• _Exercise description_
Reproduce the quarterly results excerpt between "Equity (losses) earnings of affiliates for" and "(in millions)", inclusive, substituting "quarter ended" for "three months ended".

• _Text segment_
In the quarter, revenues at REA Group increased 22%, or 16% excluding a $5 million impact from favorable foreign currency fluctuations, due to an increase in Australian residential depth revenue, as favorable product mix offset lower listing volumes, and the acquisition of iProperty.

Move's revenues in the quarter increased 9% to $93 million from $85 million in the prior year, primarily due to the continued growth in its Connection for Co-BrokerageSM product and non-listing Media revenues. Based on Move's internal data, average monthly unique users of realtor.com®'s web and mobile sites for the fiscal first quarter grew 15% year-over-year to approximately 53 million. Mobile continues to drive audience growth and represents more than half of all unique users.

Cable Network Programming

Revenues in the quarter increased $4 million, or 3%, compared to the prior year due to higher advertising revenues. Adjusted Revenues increased 1%. Segment EBITDA in the quarter decreased $14 million, or 50%, compared with the prior year. Adjusted Segment EBITDA decreased 29% due to higher programming rights costs primarily related to the NRL simulcast and certain one-time cricket rights.

REVIEW OF EQUITY (LOSSES) EARNINGS OF AFFILIATES' RESULTS

Equity (losses) earnings of affiliates for the first quarter were $(15) million compared to $8 million in the prior year.

    For the three months ended
September 30,
2016   2015
(in millions)
 
Foxtel $ (11 ) $ 9
Other equity affiliates, net   (4 )   (1 )

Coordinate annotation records
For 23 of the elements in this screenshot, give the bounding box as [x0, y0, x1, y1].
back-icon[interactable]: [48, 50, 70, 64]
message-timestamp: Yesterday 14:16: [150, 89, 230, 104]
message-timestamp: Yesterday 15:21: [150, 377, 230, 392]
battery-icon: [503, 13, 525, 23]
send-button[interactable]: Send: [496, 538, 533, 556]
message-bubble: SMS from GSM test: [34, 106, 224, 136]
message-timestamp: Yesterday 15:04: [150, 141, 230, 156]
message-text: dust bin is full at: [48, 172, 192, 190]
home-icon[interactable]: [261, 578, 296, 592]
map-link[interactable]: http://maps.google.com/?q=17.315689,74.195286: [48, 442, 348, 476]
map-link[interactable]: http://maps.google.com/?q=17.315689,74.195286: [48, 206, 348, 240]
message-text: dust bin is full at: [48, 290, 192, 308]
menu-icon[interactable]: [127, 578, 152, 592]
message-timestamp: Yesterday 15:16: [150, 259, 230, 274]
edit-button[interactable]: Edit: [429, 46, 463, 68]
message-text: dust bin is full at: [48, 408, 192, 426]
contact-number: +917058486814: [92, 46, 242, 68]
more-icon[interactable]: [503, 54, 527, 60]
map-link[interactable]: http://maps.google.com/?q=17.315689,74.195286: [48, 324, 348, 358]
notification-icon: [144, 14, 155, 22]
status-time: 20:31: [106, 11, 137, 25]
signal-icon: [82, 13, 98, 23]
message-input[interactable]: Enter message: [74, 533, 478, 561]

• _Task response_
Equity (losses) earnings of affiliates for the first quarter were $(15) million compared to $8 million in the prior year.

    For the quarter ended
September 30,
2016   2015
(in millions)